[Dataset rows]

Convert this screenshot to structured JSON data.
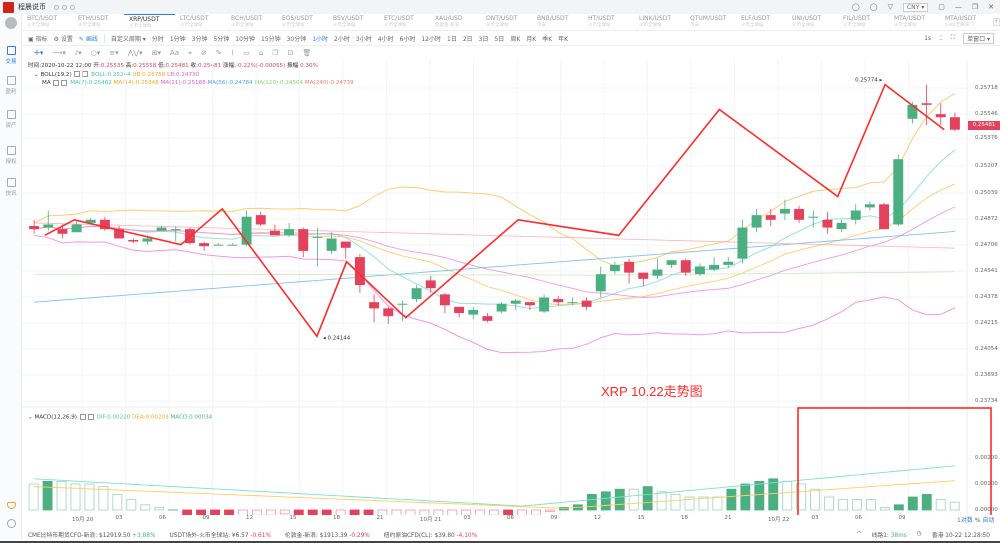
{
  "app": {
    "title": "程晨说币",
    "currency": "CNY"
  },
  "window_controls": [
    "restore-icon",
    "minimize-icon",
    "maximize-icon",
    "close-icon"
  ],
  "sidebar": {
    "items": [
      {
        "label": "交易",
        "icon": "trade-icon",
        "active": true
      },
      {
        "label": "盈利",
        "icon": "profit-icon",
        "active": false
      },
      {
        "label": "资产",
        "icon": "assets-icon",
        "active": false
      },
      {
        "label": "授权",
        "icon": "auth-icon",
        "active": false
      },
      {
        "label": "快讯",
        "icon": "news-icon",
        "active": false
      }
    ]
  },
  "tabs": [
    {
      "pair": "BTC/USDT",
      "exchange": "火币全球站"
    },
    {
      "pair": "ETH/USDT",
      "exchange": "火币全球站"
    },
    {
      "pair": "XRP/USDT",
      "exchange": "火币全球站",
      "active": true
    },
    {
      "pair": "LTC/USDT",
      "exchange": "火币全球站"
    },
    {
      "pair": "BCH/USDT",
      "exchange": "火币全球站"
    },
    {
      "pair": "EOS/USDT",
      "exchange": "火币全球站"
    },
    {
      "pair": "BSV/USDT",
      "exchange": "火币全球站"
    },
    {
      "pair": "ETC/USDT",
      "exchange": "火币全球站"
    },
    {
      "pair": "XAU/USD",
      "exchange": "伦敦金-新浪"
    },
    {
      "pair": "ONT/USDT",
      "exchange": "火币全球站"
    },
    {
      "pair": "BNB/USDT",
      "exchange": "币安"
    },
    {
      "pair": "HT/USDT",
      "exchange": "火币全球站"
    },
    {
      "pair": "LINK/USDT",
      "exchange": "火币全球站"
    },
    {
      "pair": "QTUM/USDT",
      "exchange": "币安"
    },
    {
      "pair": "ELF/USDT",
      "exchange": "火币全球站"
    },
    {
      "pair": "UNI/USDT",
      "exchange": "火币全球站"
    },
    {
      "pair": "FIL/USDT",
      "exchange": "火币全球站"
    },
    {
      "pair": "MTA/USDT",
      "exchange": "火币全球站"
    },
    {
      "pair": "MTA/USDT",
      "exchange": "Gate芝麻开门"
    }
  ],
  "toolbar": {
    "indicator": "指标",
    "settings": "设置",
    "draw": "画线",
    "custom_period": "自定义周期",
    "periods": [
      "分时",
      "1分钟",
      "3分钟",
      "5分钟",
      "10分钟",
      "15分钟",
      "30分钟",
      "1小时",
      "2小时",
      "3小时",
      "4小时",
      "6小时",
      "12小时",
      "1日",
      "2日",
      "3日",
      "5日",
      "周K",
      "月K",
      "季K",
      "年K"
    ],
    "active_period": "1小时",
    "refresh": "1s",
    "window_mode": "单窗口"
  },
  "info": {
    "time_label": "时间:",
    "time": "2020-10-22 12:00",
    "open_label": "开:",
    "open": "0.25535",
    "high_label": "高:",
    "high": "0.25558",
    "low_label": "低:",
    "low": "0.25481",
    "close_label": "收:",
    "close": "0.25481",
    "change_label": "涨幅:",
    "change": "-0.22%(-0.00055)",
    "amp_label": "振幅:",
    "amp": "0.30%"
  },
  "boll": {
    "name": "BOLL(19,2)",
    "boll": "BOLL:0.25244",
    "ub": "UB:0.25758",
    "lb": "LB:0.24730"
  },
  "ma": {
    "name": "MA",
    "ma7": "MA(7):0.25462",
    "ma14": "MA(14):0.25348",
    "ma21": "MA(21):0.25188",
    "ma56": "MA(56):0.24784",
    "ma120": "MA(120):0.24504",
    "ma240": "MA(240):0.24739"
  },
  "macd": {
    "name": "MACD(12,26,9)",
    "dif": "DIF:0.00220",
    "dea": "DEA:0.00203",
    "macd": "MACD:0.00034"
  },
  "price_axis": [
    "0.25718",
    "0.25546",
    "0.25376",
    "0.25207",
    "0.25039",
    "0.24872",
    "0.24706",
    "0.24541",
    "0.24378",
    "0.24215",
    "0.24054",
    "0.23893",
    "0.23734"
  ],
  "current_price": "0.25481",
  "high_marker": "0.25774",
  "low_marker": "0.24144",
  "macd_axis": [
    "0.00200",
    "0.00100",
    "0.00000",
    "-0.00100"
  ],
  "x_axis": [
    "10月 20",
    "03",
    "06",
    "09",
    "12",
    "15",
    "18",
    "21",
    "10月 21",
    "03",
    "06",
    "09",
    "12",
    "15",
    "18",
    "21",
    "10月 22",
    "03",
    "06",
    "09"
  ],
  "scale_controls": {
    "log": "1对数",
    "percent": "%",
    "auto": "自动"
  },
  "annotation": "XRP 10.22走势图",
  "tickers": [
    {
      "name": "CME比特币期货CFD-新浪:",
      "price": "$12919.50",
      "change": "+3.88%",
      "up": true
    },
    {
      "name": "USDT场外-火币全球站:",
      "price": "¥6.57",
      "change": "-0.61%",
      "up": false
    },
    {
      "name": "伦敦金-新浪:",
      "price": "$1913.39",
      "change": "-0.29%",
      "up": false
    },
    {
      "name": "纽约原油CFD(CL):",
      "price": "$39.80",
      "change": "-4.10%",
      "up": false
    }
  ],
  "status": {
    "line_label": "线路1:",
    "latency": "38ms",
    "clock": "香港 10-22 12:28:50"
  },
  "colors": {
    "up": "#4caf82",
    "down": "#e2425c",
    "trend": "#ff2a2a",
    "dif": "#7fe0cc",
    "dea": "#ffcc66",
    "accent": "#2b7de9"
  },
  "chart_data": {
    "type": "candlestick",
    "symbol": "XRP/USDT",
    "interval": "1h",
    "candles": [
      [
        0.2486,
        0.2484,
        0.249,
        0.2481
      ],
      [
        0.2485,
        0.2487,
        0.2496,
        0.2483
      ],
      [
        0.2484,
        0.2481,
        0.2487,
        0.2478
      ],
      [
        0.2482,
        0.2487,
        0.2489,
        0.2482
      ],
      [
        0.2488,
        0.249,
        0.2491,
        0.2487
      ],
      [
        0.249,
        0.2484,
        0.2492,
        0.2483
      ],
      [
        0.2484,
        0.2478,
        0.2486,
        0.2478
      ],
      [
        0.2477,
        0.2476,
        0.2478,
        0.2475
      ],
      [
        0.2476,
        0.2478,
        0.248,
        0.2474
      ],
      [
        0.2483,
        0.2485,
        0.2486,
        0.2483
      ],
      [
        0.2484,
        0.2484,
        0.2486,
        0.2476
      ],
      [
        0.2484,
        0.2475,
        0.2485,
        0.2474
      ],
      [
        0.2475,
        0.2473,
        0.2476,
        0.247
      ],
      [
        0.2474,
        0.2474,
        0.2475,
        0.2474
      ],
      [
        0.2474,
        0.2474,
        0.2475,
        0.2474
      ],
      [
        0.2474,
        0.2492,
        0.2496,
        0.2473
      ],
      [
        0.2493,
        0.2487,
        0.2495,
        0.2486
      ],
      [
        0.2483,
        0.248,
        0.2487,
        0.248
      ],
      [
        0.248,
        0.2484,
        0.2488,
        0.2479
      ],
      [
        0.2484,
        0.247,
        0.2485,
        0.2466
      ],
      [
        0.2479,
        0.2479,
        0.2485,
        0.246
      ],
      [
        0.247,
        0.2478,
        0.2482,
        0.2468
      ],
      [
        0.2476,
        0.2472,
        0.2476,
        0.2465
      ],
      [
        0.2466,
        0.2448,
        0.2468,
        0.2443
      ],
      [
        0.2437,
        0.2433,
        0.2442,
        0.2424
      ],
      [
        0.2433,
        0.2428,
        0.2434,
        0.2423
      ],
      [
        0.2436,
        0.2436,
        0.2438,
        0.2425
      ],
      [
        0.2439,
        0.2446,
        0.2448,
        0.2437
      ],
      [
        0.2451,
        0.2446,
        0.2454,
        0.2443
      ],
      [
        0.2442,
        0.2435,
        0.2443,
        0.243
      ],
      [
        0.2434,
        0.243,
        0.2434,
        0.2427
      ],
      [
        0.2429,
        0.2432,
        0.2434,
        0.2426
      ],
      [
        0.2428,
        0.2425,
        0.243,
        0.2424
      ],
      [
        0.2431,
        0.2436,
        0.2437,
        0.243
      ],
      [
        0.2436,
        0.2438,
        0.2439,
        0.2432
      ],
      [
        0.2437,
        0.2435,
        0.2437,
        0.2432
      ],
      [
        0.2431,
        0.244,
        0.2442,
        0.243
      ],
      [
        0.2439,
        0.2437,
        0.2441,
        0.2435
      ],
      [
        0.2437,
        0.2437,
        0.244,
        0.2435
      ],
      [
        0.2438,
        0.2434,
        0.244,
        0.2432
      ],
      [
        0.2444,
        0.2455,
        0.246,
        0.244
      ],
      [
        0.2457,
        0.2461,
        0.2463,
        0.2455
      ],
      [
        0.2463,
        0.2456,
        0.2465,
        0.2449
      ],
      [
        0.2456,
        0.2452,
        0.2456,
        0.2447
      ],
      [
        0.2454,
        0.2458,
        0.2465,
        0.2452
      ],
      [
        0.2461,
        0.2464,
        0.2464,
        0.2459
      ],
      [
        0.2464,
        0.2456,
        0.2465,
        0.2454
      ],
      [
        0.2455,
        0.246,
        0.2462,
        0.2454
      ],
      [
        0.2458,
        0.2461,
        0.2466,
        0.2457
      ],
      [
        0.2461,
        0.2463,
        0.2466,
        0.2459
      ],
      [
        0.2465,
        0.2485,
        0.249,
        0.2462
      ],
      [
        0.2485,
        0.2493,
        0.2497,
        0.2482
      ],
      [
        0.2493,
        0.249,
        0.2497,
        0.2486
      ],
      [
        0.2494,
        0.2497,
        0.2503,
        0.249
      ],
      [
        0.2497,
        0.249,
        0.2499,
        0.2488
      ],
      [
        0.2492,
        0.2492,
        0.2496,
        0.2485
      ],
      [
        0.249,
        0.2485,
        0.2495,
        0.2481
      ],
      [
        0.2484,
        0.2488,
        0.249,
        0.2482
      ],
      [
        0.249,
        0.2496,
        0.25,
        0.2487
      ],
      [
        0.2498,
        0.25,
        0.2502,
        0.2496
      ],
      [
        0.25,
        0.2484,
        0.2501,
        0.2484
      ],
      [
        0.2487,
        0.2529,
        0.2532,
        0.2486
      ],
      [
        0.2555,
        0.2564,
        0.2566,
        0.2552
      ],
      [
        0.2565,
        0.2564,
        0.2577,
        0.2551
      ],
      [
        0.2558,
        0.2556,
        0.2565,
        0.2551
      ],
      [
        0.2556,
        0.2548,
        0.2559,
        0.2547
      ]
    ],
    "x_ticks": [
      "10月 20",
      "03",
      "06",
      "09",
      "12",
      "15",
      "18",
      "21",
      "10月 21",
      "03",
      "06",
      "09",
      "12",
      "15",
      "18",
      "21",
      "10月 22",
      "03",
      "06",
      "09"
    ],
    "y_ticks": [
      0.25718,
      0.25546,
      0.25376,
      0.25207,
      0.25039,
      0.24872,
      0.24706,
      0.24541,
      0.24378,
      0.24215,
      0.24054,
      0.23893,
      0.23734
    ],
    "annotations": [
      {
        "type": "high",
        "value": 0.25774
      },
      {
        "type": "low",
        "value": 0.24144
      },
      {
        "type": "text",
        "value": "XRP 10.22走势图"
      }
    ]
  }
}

**WRITTEN PROBLEM**
Gather each line of the listing containing the word "type" and show it.

**WRITTEN RESPONSE**
    "type": "candlestick",
        "type": "high",
        "type": "low",
        "type": "text",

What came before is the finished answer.